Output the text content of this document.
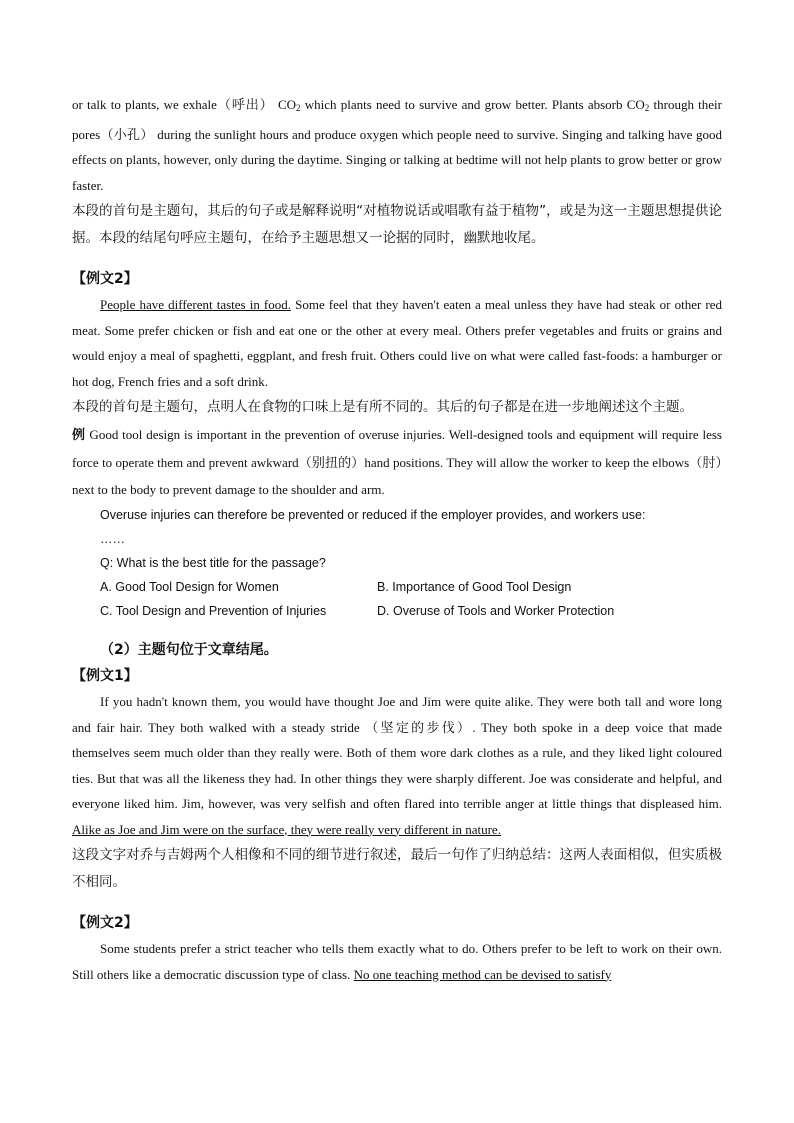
or talk to plants, we exhale（呼出） $CO_2$ which plants need to survive and grow better. Plants absorb $CO_2$ through their pores（小孔） during the sunlight hours and produce oxygen which people need to survive. Singing and talking have good effects on plants, however, only during the daytime. Singing or talking at bedtime will not help plants to grow better or grow faster.

本段的首句是主题句，其后的句子或是解释说明“对植物说话或唱歌有益于植物”，或是为这一主题思想提供论据。本段的结尾句呼应主题句，在给予主题思想又一论据的同时，幽默地收尾。

【例文2】

People have different tastes in food. Some feel that they haven't eaten a meal unless they have had steak or other red meat. Some prefer chicken or fish and eat one or the other at every meal. Others prefer vegetables and fruits or grains and would enjoy a meal of spaghetti, eggplant, and fresh fruit. Others could live on what were called fast-foods: a hamburger or hot dog, French fries and a soft drink.

本段的首句是主题句，点明人在食物的口味上是有所不同的。其后的句子都是在进一步地阐述这个主题。

例 Good tool design is important in the prevention of overuse injuries. Well-designed tools and equipment will require less force to operate them and prevent awkward（别扭的）hand positions. They will allow the worker to keep the elbows（肘）next to the body to prevent damage to the shoulder and arm.

Overuse injuries can therefore be prevented or reduced if the employer provides, and workers use:

……

Q: What is the best title for the passage?

A. Good Tool Design for Women	B. Importance of Good Tool Design
C. Tool Design and Prevention of Injuries	D. Overuse of Tools and Worker Protection

（2）主题句位于文章结尾。

【例文1】

If you hadn't known them, you would have thought Joe and Jim were quite alike. They were both tall and wore long and fair hair. They both walked with a steady stride （坚定的步伐）. They both spoke in a deep voice that made themselves seem much older than they really were. Both of them wore dark clothes as a rule, and they liked light coloured ties. But that was all the likeness they had. In other things they were sharply different. Joe was considerate and helpful, and everyone liked him. Jim, however, was very selfish and often flared into terrible anger at little things that displeased him. Alike as Joe and Jim were on the surface, they were really very different in nature.

这段文字对乔与吉姆两个人相像和不同的细节进行叙述，最后一句作了归纳总结：这两人表面相似，但实质极不相同。

【例文2】

Some students prefer a strict teacher who tells them exactly what to do. Others prefer to be left to work on their own. Still others like a democratic discussion type of class. No one teaching method can be devised to satisfy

Problem to work on
Reproduce each line from the records that contains the word "have".

Result of the task
or talk to plants, we exhale（呼出） $CO_2$ which plants need to survive and grow better. Plants absorb $CO_2$ through their pores（小孔） during the sunlight hours and produce oxygen which people need to survive. Singing and talking have good effects on plants, however, only during the daytime. Singing or talking at bedtime will not help plants to grow better or grow faster.
People have different tastes in food. Some feel that they haven't eaten a meal unless they have had steak or other red meat. Some prefer chicken or fish and eat one or the other at every meal. Others prefer vegetables and fruits or grains and would enjoy a meal of spaghetti, eggplant, and fresh fruit. Others could live on what were called fast-foods: a hamburger or hot dog, French fries and a soft drink.
If you hadn't known them, you would have thought Joe and Jim were quite alike. They were both tall and wore long and fair hair. They both walked with a steady stride （坚定的步伐）. They both spoke in a deep voice that made themselves seem much older than they really were. Both of them wore dark clothes as a rule, and they liked light coloured ties. But that was all the likeness they had. In other things they were sharply different. Joe was considerate and helpful, and everyone liked him. Jim, however, was very selfish and often flared into terrible anger at little things that displeased him. Alike as Joe and Jim were on the surface, they were really very different in nature.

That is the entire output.